DATA ROWS:
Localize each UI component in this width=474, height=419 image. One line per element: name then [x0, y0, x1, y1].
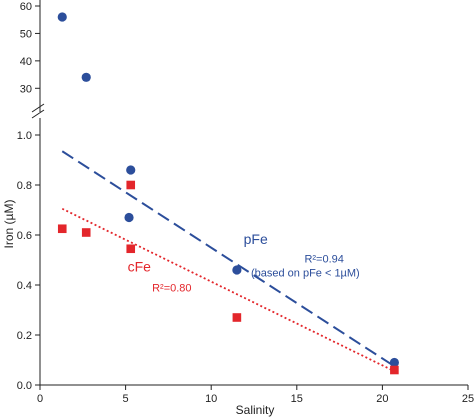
point-pfe	[389, 357, 399, 368]
point-pfe	[81, 72, 91, 82]
point-pfe	[126, 165, 136, 175]
point-cfe	[232, 313, 242, 322]
annotation-label: (based on pFe < 1µM)	[251, 267, 360, 279]
axis-break-mark	[31, 103, 45, 113]
x-tick-label: 0	[37, 393, 43, 405]
y-tick-label: 0.4	[17, 280, 32, 292]
point-cfe	[126, 180, 136, 190]
point-pfe	[124, 212, 134, 223]
x-tick-label: 25	[462, 393, 474, 405]
y-tick-label: 1.0	[17, 130, 32, 142]
y-tick-label: 40	[20, 56, 32, 68]
annotation-label: R²=0.80	[152, 282, 191, 294]
data-points	[57, 12, 399, 375]
point-pfe	[57, 12, 67, 22]
y-tick-label: 60	[20, 1, 32, 13]
x-tick-label: 15	[291, 393, 303, 405]
x-axis-title: Salinity	[236, 403, 275, 417]
x-tick-label: 5	[123, 393, 129, 405]
annotation-label: R²=0.94	[304, 254, 343, 266]
y-axis-title: Iron (µM)	[2, 200, 16, 249]
fit-line-cfe	[61, 207, 395, 373]
fit-lines	[61, 150, 395, 373]
y-tick-label: 30	[20, 83, 32, 95]
y-tick-label: 0.8	[17, 180, 32, 192]
y-tick-label: 0.0	[17, 380, 32, 392]
point-cfe	[126, 244, 136, 254]
annotation-label: cFe	[128, 258, 152, 274]
axis-break-mark	[31, 109, 45, 119]
y-tick-label: 50	[20, 28, 32, 40]
point-pfe	[232, 265, 242, 275]
point-cfe	[390, 365, 399, 375]
annotation-label: pFe	[244, 231, 268, 247]
y-tick-label: 0.6	[17, 230, 32, 242]
point-cfe	[57, 224, 67, 234]
x-tick-label: 20	[376, 393, 388, 405]
y-tick-label: 0.2	[17, 330, 32, 342]
x-tick-label: 10	[205, 393, 217, 405]
axes: 0 5 10 15 20 25 0.0 0.2 0.4 0.6 0.8 1.0 30 40 50 60	[17, 0, 474, 405]
fit-line-pfe	[61, 150, 395, 368]
point-cfe	[81, 228, 91, 237]
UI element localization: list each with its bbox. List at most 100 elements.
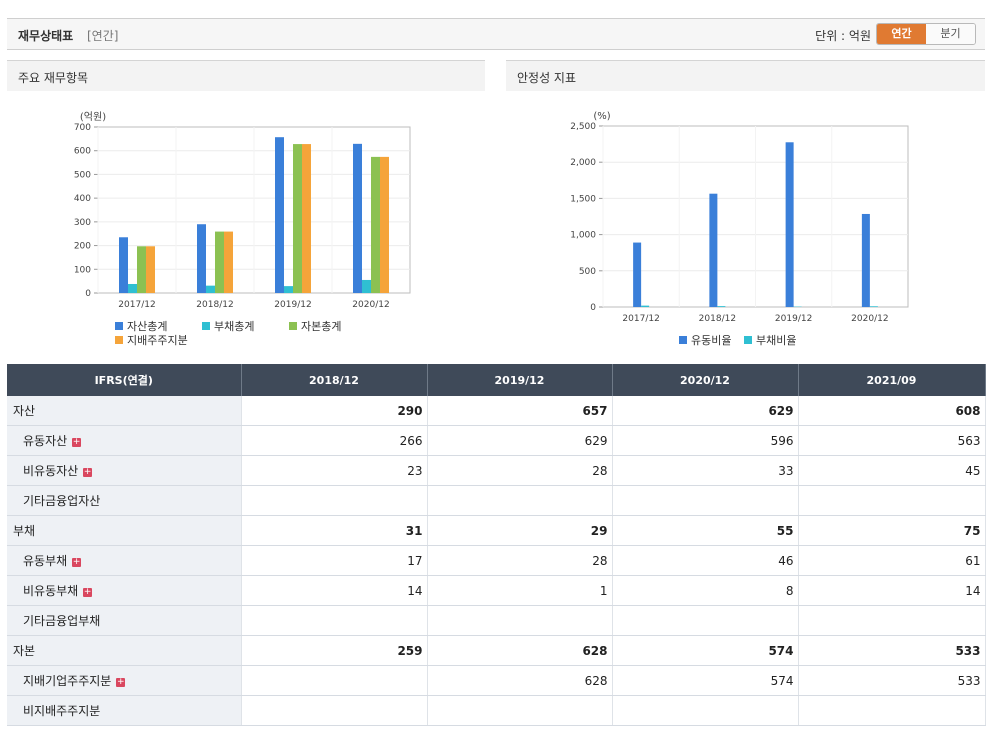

WORK INSTRUCTIONS:
Tally the lines of the listing above that contain the word "each". Reply with the number alone.

THE COMPLETED TASK:
2